PROBLEM REQUIREMENTS »
Go through the material below and copy each line where the word "index" appears.

(Stored records)
++++++++++++++++++++

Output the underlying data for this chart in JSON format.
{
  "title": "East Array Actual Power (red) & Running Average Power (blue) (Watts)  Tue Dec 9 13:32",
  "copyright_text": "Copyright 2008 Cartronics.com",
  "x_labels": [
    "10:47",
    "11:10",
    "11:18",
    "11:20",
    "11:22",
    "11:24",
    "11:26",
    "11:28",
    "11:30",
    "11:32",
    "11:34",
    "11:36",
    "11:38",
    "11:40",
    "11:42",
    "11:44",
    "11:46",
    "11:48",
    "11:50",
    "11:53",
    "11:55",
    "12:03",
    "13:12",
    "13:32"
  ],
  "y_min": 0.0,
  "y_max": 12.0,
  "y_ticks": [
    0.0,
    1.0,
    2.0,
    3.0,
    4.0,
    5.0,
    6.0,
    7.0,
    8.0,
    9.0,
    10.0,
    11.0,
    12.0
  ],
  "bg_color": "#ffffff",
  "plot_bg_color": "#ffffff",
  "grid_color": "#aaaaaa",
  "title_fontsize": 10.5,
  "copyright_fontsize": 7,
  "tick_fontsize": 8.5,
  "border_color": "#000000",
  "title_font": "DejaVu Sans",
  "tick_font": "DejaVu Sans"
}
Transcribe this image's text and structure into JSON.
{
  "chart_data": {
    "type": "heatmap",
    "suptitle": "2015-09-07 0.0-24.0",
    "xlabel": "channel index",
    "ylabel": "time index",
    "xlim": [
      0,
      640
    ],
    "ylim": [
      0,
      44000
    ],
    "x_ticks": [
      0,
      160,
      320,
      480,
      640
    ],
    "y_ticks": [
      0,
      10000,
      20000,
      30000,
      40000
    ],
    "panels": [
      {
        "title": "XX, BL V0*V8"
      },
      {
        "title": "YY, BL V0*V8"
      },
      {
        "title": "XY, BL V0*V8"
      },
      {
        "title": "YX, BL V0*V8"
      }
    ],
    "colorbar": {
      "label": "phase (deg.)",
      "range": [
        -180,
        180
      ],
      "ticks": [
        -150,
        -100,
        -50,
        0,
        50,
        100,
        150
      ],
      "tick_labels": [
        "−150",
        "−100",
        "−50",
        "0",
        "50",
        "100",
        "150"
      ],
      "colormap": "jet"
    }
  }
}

++++++++++++++++++++

FINISHED ANSWER »
    "xlabel": "channel index",
    "ylabel": "time index",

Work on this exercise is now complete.